Re: Re: Can Mathematica Do This?
- To: mathgroup at smc.vnet.net
- Subject: [mg8279] Re: [mg8181] Re: Can Mathematica Do This?
- From: seanross at worldnet.att.net
- Date: Sat, 23 Aug 1997 01:59:22 -0400
- Sender: owner-wri-mathgroup at wolfram.com
Fahad A Hoymany wrote: > > Fahad A Hoymany (fahad at cs.pitt.edu) wrote: > : Before I go on to investigate this problem, and because I'm not > : familiar with the capability of Mathematica, could someone tell me if > : Mathematica can: > > : 1) Find the partial derivative of a function of three variables, f(x,y,z), > : with respect to each variable? > : 2) Find the minimum (x,y,z) for f? > > : The function f is not very complicated, involving only first and second > : order expressions in x,y, and z. > > : I'd very much appreciate a "yes" or "no" answer. > > Thanks to those who e-mailed me with some suggestions. Although, I am > now a little more familiar with Mathematica, the problem I need to solve > seems to be too tough for Mathematica, even though it "looks" like a simple > problem. I tried FindMinimum, NDsolve, among other attempts, and I either > get an error of the form ".... something is not a real number", or > Mathematica takes the command but never returns an answer! Here is the > problem in case some kind soul wants to give it a try: > > Find the minimum of f in c and h > f = (c d1+d2) r (2/((c+1) (h-c+1))) + d3 h/2 + > (c d4+d5) r (2/((c+2)*(h-c+1))) > > Note that c <= h, and c,h >=0. If it helps, h < 10,000. The d's are > real numbers in the range 0 to 1.0, and r is real in the range 0 to > 100,000. > > Best regards > Fahad The "not a real number error" is a generic error message that may mean: -there are symbols not assigned values in your expression -there are complex numbers in your expression -there are text messages in the evaluation of your expression like ComplexInfinity -there is a syntax error that doesn't immediately register as such. -there is something that evaluates to a transformation rule, an InterpolationFunction object or a list in the evaluation of your expression. Before giving up, evaluate your function and see what kind of object it returns, then try a single derivative and see what it returns, then try graphing it versus one, then two dimensions. Try out each command you use with something you know the answer to to make certain you understand the syntax as well as the kind of object the Mathematica function returns. In some cases, the output of one function must be massaged a bit before being able to be used as the input to something else. Good Luck.

Input data:
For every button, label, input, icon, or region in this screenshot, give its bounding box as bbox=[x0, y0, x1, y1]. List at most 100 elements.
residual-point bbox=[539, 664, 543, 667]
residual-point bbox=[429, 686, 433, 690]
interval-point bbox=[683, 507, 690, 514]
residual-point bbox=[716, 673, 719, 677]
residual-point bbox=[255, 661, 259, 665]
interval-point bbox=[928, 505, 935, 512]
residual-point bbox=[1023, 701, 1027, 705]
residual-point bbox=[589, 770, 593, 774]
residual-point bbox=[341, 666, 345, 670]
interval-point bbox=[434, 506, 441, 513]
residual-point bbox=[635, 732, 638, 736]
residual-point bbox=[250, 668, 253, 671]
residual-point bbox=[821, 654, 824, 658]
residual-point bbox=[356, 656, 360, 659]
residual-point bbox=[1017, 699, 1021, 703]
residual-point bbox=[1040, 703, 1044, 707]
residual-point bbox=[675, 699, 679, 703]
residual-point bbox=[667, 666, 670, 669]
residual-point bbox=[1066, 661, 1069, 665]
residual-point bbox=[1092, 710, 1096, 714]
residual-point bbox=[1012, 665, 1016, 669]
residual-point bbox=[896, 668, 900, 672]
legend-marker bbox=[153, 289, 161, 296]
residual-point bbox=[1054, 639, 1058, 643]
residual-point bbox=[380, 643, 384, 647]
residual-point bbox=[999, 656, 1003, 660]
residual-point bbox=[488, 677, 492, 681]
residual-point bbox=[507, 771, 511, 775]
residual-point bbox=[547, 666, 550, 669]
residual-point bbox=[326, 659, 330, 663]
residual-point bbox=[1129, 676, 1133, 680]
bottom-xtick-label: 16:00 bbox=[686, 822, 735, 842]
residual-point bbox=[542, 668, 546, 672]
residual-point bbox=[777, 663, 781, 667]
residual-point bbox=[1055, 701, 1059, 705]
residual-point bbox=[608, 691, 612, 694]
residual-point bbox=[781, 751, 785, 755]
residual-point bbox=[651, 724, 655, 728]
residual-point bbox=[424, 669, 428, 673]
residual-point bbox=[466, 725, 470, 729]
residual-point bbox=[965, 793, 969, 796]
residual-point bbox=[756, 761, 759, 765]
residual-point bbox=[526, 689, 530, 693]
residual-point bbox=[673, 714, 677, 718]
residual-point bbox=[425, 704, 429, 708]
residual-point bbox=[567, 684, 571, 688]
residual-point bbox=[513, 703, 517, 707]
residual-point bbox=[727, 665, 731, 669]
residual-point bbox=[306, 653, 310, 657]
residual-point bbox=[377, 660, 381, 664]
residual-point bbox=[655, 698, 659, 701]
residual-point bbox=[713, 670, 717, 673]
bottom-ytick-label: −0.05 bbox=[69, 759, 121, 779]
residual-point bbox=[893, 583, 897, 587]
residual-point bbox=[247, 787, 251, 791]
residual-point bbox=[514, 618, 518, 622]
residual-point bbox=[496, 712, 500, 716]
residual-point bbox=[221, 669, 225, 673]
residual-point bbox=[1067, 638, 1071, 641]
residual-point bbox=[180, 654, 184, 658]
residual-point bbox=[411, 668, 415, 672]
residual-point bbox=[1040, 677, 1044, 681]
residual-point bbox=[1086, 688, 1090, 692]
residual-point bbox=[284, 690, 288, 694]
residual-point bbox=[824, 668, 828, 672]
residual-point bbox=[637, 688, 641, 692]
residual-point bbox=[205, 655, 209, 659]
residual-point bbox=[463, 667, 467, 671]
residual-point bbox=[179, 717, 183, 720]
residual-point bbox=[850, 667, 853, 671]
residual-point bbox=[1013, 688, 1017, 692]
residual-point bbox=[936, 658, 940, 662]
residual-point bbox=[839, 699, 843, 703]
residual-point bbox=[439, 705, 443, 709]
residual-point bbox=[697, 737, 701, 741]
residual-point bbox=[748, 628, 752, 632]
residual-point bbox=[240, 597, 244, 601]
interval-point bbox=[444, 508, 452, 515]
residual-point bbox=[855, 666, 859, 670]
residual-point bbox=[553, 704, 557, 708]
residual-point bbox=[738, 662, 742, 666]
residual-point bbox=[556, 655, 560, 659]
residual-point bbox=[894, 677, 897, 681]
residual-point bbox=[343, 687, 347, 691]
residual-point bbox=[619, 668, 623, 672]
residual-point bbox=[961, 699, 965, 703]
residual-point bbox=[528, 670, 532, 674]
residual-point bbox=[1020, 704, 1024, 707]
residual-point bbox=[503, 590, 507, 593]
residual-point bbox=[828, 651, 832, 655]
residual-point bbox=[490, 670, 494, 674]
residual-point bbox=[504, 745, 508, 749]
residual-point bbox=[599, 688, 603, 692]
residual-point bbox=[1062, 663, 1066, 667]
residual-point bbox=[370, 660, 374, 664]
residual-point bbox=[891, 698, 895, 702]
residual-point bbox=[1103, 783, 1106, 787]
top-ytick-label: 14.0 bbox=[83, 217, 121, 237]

Task instructions:
Answer these questions about the Mathematica mailing list post:
1. On what date was the post sent?
2. Which two commands does Fahad name among his attempts?
3. What range is given for r?
The rows were taken from a different source.

Answer for the task:
1. Sat, 23 Aug 1997
2. FindMinimum and NDsolve
3. 0 to 100,000